Could you repeat the records below exactly, leaving out any pictures?

(Collection entries)
[Start]
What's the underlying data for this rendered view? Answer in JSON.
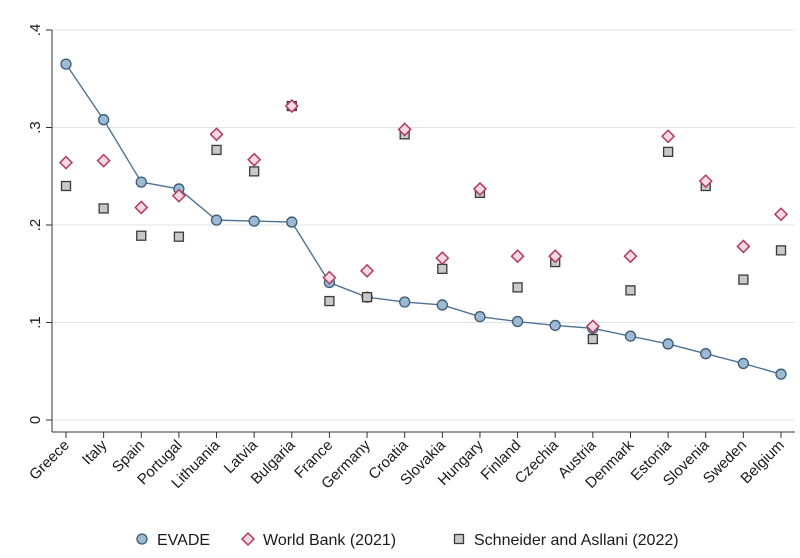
{
  "chart_data": {
    "type": "scatter",
    "categories": [
      "Greece",
      "Italy",
      "Spain",
      "Portugal",
      "Lithuania",
      "Latvia",
      "Bulgaria",
      "France",
      "Germany",
      "Croatia",
      "Slovakia",
      "Hungary",
      "Finland",
      "Czechia",
      "Austria",
      "Denmark",
      "Estonia",
      "Slovenia",
      "Sweden",
      "Belgium"
    ],
    "series": [
      {
        "name": "EVADE",
        "marker": "circle",
        "connected": true,
        "color": "#3b5a78",
        "fill": "#9dbad3",
        "values": [
          0.365,
          0.308,
          0.244,
          0.237,
          0.205,
          0.204,
          0.203,
          0.141,
          0.126,
          0.121,
          0.118,
          0.106,
          0.101,
          0.097,
          0.094,
          0.086,
          0.078,
          0.068,
          0.058,
          0.047
        ]
      },
      {
        "name": "World Bank (2021)",
        "marker": "diamond",
        "connected": false,
        "color": "#b33a5c",
        "fill": "#f3d9e2",
        "values": [
          0.264,
          0.266,
          0.218,
          0.23,
          0.293,
          0.267,
          0.322,
          0.146,
          0.153,
          0.298,
          0.166,
          0.237,
          0.168,
          0.168,
          0.096,
          0.168,
          0.291,
          0.245,
          0.178,
          0.211
        ]
      },
      {
        "name": "Schneider and Asllani (2022)",
        "marker": "square",
        "connected": false,
        "color": "#3a3a3a",
        "fill": "#c8c8c8",
        "values": [
          0.24,
          0.217,
          0.189,
          0.188,
          0.277,
          0.255,
          0.322,
          0.122,
          0.126,
          0.293,
          0.155,
          0.233,
          0.136,
          0.162,
          0.083,
          0.133,
          0.275,
          0.24,
          0.144,
          0.174
        ]
      }
    ],
    "y_ticks": [
      {
        "value": 0,
        "label": "0"
      },
      {
        "value": 0.1,
        "label": ".1"
      },
      {
        "value": 0.2,
        "label": ".2"
      },
      {
        "value": 0.3,
        "label": ".3"
      },
      {
        "value": 0.4,
        "label": ".4"
      }
    ],
    "ylim": [
      0,
      0.4
    ],
    "grid": "horizontal",
    "legend_position": "bottom"
  }
}
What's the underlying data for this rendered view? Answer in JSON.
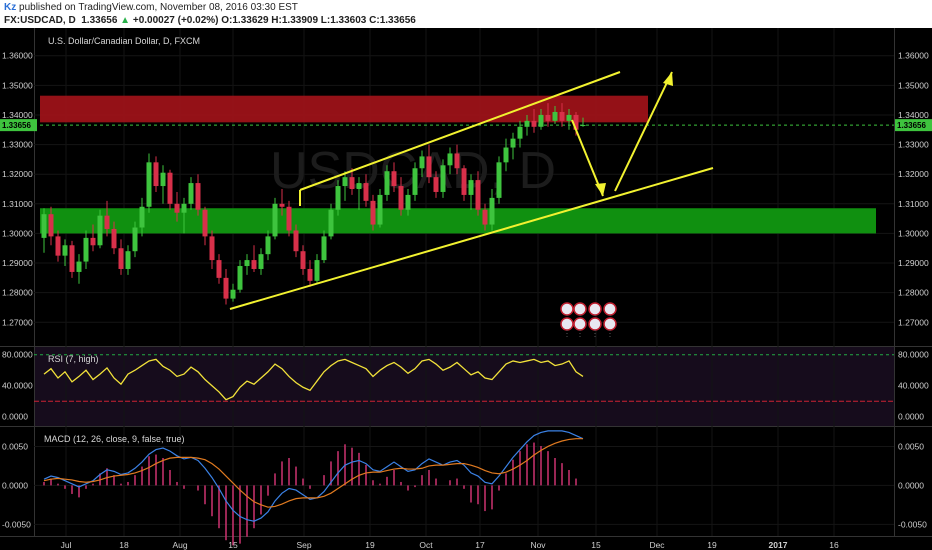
[End]
The solution:
What's the underlying data for this rendered view? Answer in JSON.
{
  "chart_data": {
    "type": "scatter",
    "categories": [
      "Greece",
      "Italy",
      "Spain",
      "Portugal",
      "Lithuania",
      "Latvia",
      "Bulgaria",
      "France",
      "Germany",
      "Croatia",
      "Slovakia",
      "Hungary",
      "Finland",
      "Czechia",
      "Austria",
      "Denmark",
      "Estonia",
      "Slovenia",
      "Sweden",
      "Belgium"
    ],
    "series": [
      {
        "name": "EVADE",
        "marker": "circle",
        "connected": true,
        "color": "#3b5a78",
        "fill": "#9dbad3",
        "values": [
          0.365,
          0.308,
          0.244,
          0.237,
          0.205,
          0.204,
          0.203,
          0.141,
          0.126,
          0.121,
          0.118,
          0.106,
          0.101,
          0.097,
          0.094,
          0.086,
          0.078,
          0.068,
          0.058,
          0.047
        ]
      },
      {
        "name": "World Bank (2021)",
        "marker": "diamond",
        "connected": false,
        "color": "#b33a5c",
        "fill": "#f3d9e2",
        "values": [
          0.264,
          0.266,
          0.218,
          0.23,
          0.293,
          0.267,
          0.322,
          0.146,
          0.153,
          0.298,
          0.166,
          0.237,
          0.168,
          0.168,
          0.096,
          0.168,
          0.291,
          0.245,
          0.178,
          0.211
        ]
      },
      {
        "name": "Schneider and Asllani (2022)",
        "marker": "square",
        "connected": false,
        "color": "#3a3a3a",
        "fill": "#c8c8c8",
        "values": [
          0.24,
          0.217,
          0.189,
          0.188,
          0.277,
          0.255,
          0.322,
          0.122,
          0.126,
          0.293,
          0.155,
          0.233,
          0.136,
          0.162,
          0.083,
          0.133,
          0.275,
          0.24,
          0.144,
          0.174
        ]
      }
    ],
    "y_ticks": [
      {
        "value": 0,
        "label": "0"
      },
      {
        "value": 0.1,
        "label": ".1"
      },
      {
        "value": 0.2,
        "label": ".2"
      },
      {
        "value": 0.3,
        "label": ".3"
      },
      {
        "value": 0.4,
        "label": ".4"
      }
    ],
    "ylim": [
      0,
      0.4
    ],
    "grid": "horizontal",
    "legend_position": "bottom"
  }
}
What's the underlying data for this rendered view? Answer in JSON.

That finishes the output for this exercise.